>> Begin Dataset records

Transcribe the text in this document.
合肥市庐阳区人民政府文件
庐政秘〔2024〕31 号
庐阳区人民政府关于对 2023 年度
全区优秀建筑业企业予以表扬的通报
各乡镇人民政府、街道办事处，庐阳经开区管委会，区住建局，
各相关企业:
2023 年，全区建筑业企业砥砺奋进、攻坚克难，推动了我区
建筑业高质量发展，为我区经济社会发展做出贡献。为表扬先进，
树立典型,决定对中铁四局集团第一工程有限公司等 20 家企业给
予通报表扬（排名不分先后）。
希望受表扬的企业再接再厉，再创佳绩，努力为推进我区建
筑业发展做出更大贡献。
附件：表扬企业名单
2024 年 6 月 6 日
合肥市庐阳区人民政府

>> End Dataset records

§ **Your objective**
Produce an exact copy of the whole listing.

§ **Response below**
Transcribe the text in this document.
合肥市庐阳区人民政府文件
庐政秘〔2024〕31 号
庐阳区人民政府关于对 2023 年度
全区优秀建筑业企业予以表扬的通报
各乡镇人民政府、街道办事处，庐阳经开区管委会，区住建局，
各相关企业:
2023 年，全区建筑业企业砥砺奋进、攻坚克难，推动了我区
建筑业高质量发展，为我区经济社会发展做出贡献。为表扬先进，
树立典型,决定对中铁四局集团第一工程有限公司等 20 家企业给
予通报表扬（排名不分先后）。
希望受表扬的企业再接再厉，再创佳绩，努力为推进我区建
筑业发展做出更大贡献。
附件：表扬企业名单
2024 年 6 月 6 日
合肥市庐阳区人民政府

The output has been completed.